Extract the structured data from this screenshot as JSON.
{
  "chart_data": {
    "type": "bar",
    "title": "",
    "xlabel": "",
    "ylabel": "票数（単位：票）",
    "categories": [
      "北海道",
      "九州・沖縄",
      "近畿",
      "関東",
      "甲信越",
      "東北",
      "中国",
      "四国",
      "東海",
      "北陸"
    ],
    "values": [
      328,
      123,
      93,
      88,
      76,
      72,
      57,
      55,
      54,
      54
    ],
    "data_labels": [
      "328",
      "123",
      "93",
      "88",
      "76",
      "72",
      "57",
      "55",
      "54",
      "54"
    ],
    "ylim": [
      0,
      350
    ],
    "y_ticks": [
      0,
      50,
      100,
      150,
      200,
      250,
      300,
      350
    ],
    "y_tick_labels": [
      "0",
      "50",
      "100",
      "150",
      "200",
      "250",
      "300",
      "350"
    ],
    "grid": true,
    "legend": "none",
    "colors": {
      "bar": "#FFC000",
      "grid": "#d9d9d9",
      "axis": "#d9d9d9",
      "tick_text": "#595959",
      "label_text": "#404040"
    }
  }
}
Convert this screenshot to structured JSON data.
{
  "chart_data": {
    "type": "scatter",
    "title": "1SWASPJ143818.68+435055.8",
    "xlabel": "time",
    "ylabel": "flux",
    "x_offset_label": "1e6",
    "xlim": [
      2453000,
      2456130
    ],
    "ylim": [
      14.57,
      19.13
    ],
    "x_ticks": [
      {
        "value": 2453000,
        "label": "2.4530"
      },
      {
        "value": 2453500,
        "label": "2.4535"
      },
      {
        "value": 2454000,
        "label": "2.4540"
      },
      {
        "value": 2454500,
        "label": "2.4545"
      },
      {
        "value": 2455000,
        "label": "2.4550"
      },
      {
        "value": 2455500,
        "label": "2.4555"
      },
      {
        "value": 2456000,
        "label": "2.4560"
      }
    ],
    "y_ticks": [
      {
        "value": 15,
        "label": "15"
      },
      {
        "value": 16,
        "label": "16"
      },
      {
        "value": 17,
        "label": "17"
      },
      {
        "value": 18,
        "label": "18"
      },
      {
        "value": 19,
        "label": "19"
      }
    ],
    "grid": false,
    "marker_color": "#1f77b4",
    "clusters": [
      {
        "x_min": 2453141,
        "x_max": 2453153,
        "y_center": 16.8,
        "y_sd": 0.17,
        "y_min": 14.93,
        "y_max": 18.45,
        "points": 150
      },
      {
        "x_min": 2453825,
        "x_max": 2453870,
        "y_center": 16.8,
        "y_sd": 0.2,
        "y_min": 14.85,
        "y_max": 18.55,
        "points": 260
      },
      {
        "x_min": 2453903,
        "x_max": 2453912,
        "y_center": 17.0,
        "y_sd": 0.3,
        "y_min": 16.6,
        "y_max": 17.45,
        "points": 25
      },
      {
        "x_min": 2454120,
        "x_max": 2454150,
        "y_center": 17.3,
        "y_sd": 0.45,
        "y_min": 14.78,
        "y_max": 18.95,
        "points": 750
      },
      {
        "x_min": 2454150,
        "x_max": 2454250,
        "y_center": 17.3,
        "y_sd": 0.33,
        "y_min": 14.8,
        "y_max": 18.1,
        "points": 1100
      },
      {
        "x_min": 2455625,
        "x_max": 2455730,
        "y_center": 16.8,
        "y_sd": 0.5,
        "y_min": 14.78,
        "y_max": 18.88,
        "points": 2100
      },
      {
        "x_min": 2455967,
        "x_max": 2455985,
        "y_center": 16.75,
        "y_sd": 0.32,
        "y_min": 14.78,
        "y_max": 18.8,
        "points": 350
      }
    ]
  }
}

- - - - - - -

The task |
Every line above should be retyped exactly as given.

Expected output |
Extract the structured data from this screenshot as JSON.
{
  "chart_data": {
    "type": "bar",
    "title": "",
    "xlabel": "",
    "ylabel": "票数（単位：票）",
    "categories": [
      "北海道",
      "九州・沖縄",
      "近畿",
      "関東",
      "甲信越",
      "東北",
      "中国",
      "四国",
      "東海",
      "北陸"
    ],
    "values": [
      328,
      123,
      93,
      88,
      76,
      72,
      57,
      55,
      54,
      54
    ],
    "data_labels": [
      "328",
      "123",
      "93",
      "88",
      "76",
      "72",
      "57",
      "55",
      "54",
      "54"
    ],
    "ylim": [
      0,
      350
    ],
    "y_ticks": [
      0,
      50,
      100,
      150,
      200,
      250,
      300,
      350
    ],
    "y_tick_labels": [
      "0",
      "50",
      "100",
      "150",
      "200",
      "250",
      "300",
      "350"
    ],
    "grid": true,
    "legend": "none",
    "colors": {
      "bar": "#FFC000",
      "grid": "#d9d9d9",
      "axis": "#d9d9d9",
      "tick_text": "#595959",
      "label_text": "#404040"
    }
  }
}
Convert this screenshot to structured JSON data.
{
  "chart_data": {
    "type": "scatter",
    "title": "1SWASPJ143818.68+435055.8",
    "xlabel": "time",
    "ylabel": "flux",
    "x_offset_label": "1e6",
    "xlim": [
      2453000,
      2456130
    ],
    "ylim": [
      14.57,
      19.13
    ],
    "x_ticks": [
      {
        "value": 2453000,
        "label": "2.4530"
      },
      {
        "value": 2453500,
        "label": "2.4535"
      },
      {
        "value": 2454000,
        "label": "2.4540"
      },
      {
        "value": 2454500,
        "label": "2.4545"
      },
      {
        "value": 2455000,
        "label": "2.4550"
      },
      {
        "value": 2455500,
        "label": "2.4555"
      },
      {
        "value": 2456000,
        "label": "2.4560"
      }
    ],
    "y_ticks": [
      {
        "value": 15,
        "label": "15"
      },
      {
        "value": 16,
        "label": "16"
      },
      {
        "value": 17,
        "label": "17"
      },
      {
        "value": 18,
        "label": "18"
      },
      {
        "value": 19,
        "label": "19"
      }
    ],
    "grid": false,
    "marker_color": "#1f77b4",
    "clusters": [
      {
        "x_min": 2453141,
        "x_max": 2453153,
        "y_center": 16.8,
        "y_sd": 0.17,
        "y_min": 14.93,
        "y_max": 18.45,
        "points": 150
      },
      {
        "x_min": 2453825,
        "x_max": 2453870,
        "y_center": 16.8,
        "y_sd": 0.2,
        "y_min": 14.85,
        "y_max": 18.55,
        "points": 260
      },
      {
        "x_min": 2453903,
        "x_max": 2453912,
        "y_center": 17.0,
        "y_sd": 0.3,
        "y_min": 16.6,
        "y_max": 17.45,
        "points": 25
      },
      {
        "x_min": 2454120,
        "x_max": 2454150,
        "y_center": 17.3,
        "y_sd": 0.45,
        "y_min": 14.78,
        "y_max": 18.95,
        "points": 750
      },
      {
        "x_min": 2454150,
        "x_max": 2454250,
        "y_center": 17.3,
        "y_sd": 0.33,
        "y_min": 14.8,
        "y_max": 18.1,
        "points": 1100
      },
      {
        "x_min": 2455625,
        "x_max": 2455730,
        "y_center": 16.8,
        "y_sd": 0.5,
        "y_min": 14.78,
        "y_max": 18.88,
        "points": 2100
      },
      {
        "x_min": 2455967,
        "x_max": 2455985,
        "y_center": 16.75,
        "y_sd": 0.32,
        "y_min": 14.78,
        "y_max": 18.8,
        "points": 350
      }
    ]
  }
}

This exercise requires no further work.